** START **

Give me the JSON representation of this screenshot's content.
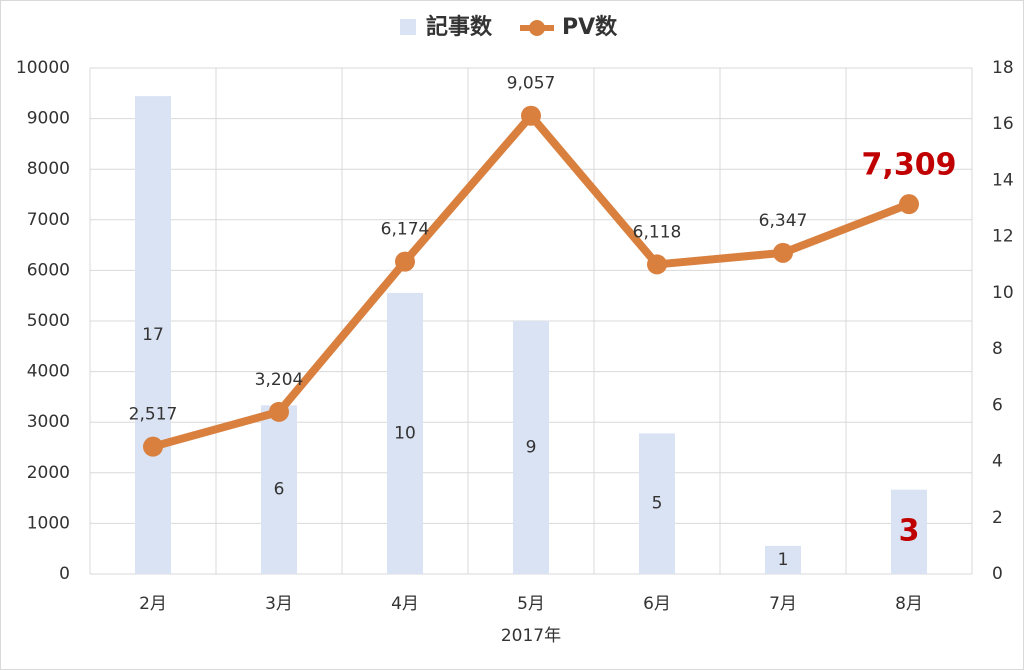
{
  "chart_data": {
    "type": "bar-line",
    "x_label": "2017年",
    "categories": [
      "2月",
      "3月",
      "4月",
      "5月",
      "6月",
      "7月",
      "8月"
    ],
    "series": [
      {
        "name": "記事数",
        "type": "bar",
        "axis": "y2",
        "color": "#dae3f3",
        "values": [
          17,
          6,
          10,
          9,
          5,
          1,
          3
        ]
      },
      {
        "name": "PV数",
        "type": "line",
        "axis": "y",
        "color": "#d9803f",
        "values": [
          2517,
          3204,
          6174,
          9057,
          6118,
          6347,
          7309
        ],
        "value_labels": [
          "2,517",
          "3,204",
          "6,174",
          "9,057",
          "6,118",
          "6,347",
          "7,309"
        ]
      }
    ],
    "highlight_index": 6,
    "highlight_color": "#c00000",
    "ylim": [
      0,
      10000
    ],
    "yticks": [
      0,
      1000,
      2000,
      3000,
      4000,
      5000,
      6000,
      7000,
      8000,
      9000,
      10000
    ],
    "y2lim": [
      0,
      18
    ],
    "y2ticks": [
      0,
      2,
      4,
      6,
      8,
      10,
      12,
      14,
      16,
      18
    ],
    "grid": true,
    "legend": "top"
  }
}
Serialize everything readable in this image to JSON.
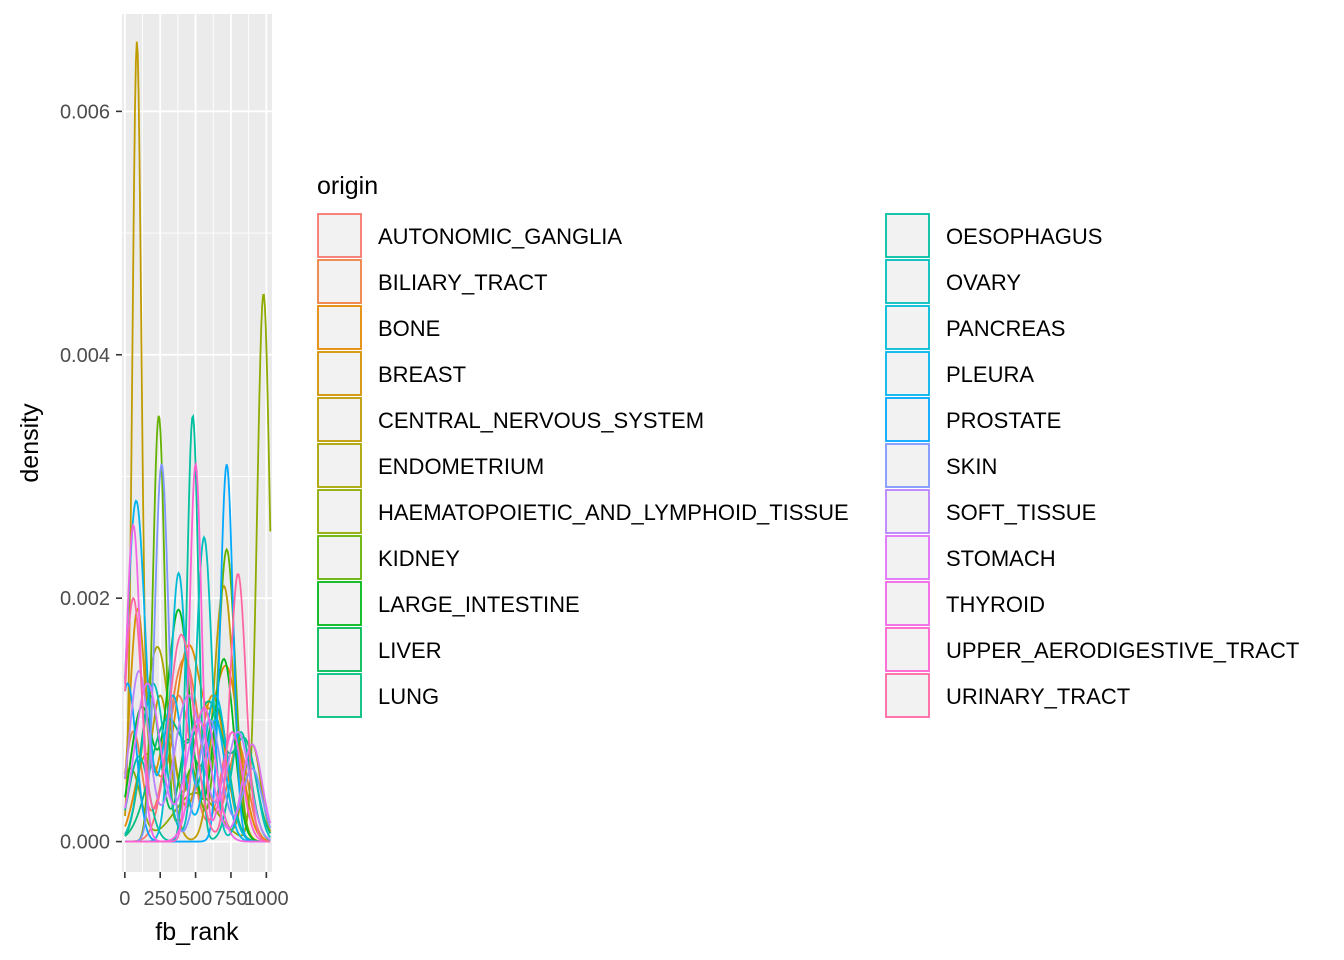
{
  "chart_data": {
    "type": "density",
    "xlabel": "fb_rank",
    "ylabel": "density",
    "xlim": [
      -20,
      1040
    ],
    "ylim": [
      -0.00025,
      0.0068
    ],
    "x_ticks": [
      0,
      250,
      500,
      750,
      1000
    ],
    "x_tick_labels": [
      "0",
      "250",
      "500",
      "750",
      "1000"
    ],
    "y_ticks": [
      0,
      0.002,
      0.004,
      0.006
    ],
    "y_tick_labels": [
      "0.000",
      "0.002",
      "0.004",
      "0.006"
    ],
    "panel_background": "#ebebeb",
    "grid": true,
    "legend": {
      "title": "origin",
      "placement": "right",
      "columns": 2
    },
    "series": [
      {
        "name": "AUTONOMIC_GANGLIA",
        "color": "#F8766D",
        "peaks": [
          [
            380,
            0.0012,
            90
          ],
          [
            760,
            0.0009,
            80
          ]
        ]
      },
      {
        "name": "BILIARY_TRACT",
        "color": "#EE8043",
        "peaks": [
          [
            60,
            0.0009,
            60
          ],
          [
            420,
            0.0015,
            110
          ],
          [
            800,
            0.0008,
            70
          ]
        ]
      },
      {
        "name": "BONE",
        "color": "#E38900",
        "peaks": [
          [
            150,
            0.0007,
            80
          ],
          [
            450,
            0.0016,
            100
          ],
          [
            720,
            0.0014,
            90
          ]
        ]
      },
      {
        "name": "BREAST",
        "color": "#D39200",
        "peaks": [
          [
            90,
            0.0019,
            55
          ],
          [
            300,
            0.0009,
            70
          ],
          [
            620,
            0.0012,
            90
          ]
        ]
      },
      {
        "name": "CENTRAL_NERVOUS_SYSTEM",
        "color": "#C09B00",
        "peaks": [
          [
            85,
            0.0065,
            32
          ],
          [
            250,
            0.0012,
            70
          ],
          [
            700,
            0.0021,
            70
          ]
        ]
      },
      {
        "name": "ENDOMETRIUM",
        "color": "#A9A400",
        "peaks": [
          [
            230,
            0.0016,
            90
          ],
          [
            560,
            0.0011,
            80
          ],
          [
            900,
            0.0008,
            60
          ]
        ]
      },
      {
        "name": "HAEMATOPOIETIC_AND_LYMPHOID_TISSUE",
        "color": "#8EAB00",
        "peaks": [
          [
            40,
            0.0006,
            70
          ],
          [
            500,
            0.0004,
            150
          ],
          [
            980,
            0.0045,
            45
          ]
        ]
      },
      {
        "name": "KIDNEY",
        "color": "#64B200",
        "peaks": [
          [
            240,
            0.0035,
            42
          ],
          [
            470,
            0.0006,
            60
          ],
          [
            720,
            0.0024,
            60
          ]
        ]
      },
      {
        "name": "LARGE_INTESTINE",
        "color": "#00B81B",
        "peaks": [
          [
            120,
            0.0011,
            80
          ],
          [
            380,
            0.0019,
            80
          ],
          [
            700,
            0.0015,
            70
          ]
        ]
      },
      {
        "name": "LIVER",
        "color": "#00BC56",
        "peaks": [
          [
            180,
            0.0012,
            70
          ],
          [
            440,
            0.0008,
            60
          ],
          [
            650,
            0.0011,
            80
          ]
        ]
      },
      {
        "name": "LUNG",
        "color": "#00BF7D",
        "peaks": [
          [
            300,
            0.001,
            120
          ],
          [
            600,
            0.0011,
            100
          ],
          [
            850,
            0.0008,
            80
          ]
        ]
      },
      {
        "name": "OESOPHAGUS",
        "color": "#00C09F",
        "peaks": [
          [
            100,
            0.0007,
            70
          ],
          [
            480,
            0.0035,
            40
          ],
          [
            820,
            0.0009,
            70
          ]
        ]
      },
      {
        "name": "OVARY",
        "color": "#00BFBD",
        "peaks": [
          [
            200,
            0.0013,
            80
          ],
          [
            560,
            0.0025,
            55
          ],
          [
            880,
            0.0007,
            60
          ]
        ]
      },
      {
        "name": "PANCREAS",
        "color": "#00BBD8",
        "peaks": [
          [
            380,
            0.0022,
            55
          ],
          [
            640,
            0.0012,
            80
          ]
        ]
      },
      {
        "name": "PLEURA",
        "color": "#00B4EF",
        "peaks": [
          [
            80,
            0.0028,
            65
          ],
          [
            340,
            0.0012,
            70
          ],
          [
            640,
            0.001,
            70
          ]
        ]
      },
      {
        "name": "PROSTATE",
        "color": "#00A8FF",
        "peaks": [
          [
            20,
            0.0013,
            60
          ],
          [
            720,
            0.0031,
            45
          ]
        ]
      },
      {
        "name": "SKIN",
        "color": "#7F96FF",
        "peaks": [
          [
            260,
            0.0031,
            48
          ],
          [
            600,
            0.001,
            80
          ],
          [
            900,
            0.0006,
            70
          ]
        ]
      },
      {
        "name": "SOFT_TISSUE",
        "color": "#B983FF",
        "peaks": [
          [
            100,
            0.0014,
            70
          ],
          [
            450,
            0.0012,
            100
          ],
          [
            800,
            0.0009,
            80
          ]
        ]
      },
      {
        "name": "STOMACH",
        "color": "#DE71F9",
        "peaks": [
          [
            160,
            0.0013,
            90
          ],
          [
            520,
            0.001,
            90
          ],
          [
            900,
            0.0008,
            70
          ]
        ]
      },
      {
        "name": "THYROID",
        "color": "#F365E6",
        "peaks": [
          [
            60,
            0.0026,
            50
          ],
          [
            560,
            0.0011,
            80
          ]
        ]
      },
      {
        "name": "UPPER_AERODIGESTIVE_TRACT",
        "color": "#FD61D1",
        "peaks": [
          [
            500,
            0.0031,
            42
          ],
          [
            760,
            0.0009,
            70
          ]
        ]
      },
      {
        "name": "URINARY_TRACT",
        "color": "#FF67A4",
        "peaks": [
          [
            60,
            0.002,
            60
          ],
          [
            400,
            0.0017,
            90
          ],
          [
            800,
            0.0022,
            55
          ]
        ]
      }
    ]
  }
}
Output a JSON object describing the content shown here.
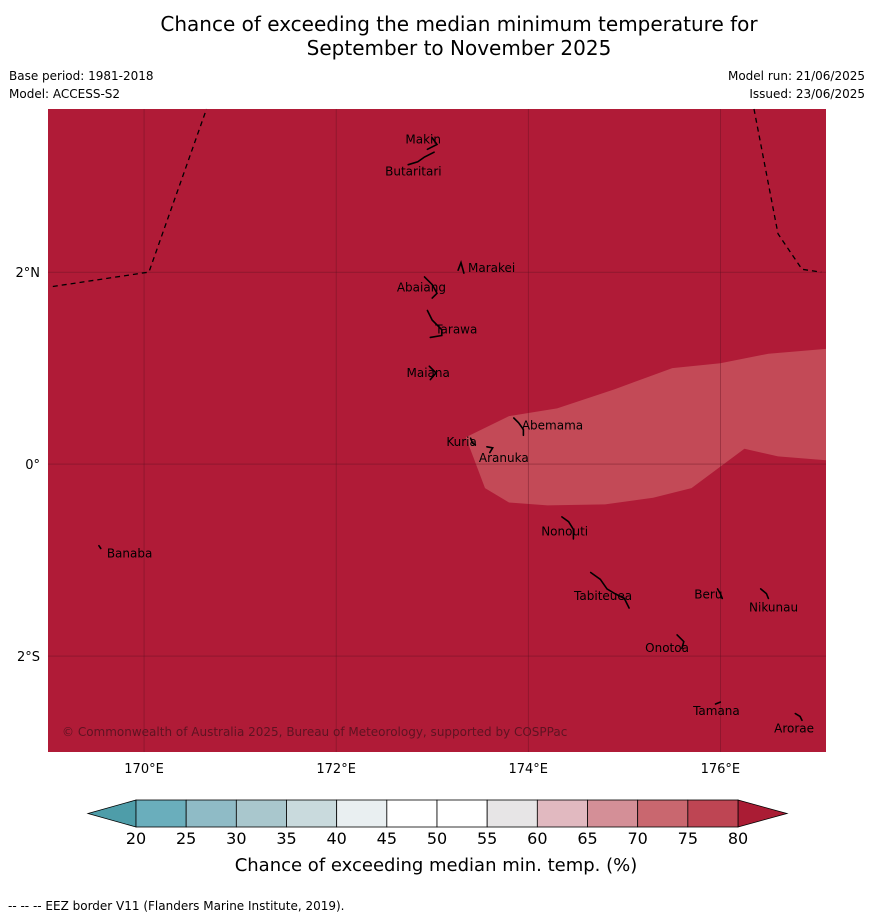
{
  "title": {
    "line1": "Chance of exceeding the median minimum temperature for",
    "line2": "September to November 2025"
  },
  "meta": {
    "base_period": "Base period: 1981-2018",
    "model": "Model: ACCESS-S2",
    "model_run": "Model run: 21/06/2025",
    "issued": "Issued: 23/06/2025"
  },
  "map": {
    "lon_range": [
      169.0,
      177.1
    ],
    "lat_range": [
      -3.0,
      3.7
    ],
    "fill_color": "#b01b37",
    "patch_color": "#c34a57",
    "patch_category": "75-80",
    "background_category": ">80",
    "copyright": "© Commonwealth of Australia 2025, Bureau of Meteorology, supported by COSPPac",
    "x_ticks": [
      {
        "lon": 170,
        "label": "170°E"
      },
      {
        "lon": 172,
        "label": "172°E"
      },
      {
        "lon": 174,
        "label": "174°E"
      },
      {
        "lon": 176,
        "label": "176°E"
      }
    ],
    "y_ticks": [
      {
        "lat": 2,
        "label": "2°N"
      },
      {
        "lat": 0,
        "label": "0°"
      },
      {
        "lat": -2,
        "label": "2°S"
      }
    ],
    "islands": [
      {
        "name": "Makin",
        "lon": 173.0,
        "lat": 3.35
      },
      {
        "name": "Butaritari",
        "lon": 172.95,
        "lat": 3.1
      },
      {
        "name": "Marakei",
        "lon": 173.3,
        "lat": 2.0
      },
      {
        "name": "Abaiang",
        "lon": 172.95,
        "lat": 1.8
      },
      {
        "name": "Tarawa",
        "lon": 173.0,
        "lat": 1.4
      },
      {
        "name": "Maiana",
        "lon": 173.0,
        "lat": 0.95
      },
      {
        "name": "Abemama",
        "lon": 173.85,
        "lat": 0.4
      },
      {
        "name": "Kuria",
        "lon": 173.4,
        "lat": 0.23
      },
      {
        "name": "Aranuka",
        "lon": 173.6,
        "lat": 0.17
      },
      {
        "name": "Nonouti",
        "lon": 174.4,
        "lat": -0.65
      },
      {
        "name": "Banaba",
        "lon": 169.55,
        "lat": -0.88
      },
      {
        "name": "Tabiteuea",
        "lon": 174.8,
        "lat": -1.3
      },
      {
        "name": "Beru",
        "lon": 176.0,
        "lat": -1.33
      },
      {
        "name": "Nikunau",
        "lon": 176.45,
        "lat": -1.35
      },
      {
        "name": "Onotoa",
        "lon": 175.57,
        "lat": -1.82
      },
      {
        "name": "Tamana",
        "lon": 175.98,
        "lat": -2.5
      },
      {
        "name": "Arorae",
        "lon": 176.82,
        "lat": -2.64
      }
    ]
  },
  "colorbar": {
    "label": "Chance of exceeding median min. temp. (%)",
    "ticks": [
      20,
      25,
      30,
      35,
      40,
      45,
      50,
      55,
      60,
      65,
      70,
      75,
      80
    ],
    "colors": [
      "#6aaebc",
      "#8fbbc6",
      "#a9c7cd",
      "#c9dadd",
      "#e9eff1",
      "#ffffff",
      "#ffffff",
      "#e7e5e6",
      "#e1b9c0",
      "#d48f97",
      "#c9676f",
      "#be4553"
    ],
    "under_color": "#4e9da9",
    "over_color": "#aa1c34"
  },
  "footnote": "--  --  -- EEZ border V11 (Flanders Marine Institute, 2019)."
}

** END **

__The request__: Copy down every line of the entries containing the word "this".

__The response__:
Give me the JSON representation of this screenshot's content.
Serialize everything readable in this image to JSON.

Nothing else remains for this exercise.